Problem requirements:
Reproduce all the lines exactly as they stand, apart from the pictures.

Input records:
++++++++++++++++++++

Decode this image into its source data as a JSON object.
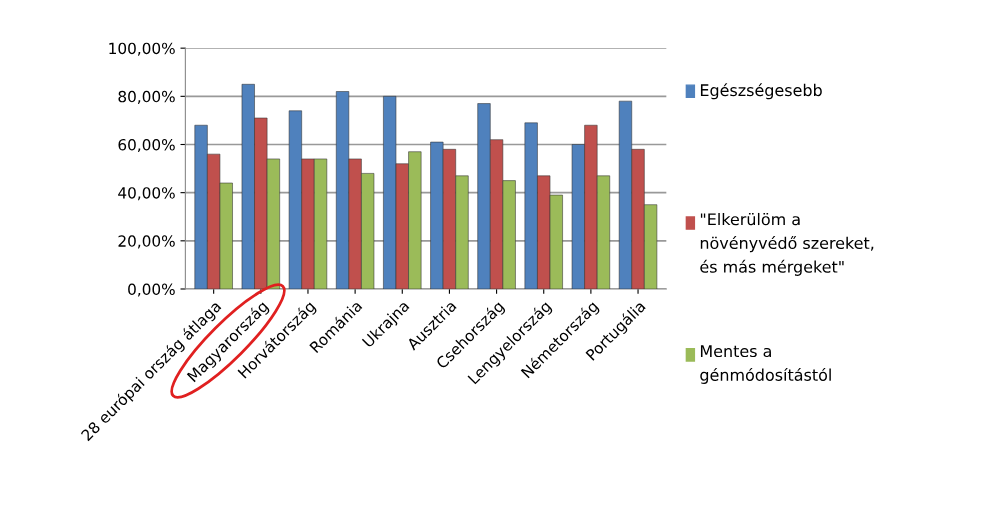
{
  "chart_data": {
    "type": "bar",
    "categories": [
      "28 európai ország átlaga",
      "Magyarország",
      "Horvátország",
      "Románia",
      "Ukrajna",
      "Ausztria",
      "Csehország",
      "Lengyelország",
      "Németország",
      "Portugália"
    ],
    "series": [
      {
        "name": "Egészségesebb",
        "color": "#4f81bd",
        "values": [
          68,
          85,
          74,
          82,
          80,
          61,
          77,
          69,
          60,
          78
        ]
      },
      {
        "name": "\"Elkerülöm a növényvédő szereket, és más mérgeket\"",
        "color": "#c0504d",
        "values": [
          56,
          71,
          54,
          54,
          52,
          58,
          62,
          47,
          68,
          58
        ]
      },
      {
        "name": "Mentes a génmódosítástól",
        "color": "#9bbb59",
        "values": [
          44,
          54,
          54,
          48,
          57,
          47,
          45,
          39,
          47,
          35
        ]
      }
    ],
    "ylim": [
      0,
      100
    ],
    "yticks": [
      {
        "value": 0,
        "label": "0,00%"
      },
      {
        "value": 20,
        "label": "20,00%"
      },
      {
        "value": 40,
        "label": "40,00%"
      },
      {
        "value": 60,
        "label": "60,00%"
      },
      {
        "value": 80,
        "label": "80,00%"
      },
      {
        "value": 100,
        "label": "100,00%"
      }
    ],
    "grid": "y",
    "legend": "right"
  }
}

++++++++++++++++++++

Solved problem:
Decode this image into its source data as a JSON object.
{
  "chart_data": {
    "type": "bar",
    "categories": [
      "28 európai ország átlaga",
      "Magyarország",
      "Horvátország",
      "Románia",
      "Ukrajna",
      "Ausztria",
      "Csehország",
      "Lengyelország",
      "Németország",
      "Portugália"
    ],
    "series": [
      {
        "name": "Egészségesebb",
        "color": "#4f81bd",
        "values": [
          68,
          85,
          74,
          82,
          80,
          61,
          77,
          69,
          60,
          78
        ]
      },
      {
        "name": "\"Elkerülöm a növényvédő szereket, és más mérgeket\"",
        "color": "#c0504d",
        "values": [
          56,
          71,
          54,
          54,
          52,
          58,
          62,
          47,
          68,
          58
        ]
      },
      {
        "name": "Mentes a génmódosítástól",
        "color": "#9bbb59",
        "values": [
          44,
          54,
          54,
          48,
          57,
          47,
          45,
          39,
          47,
          35
        ]
      }
    ],
    "ylim": [
      0,
      100
    ],
    "yticks": [
      {
        "value": 0,
        "label": "0,00%"
      },
      {
        "value": 20,
        "label": "20,00%"
      },
      {
        "value": 40,
        "label": "40,00%"
      },
      {
        "value": 60,
        "label": "60,00%"
      },
      {
        "value": 80,
        "label": "80,00%"
      },
      {
        "value": 100,
        "label": "100,00%"
      }
    ],
    "grid": "y",
    "legend": "right"
  }
}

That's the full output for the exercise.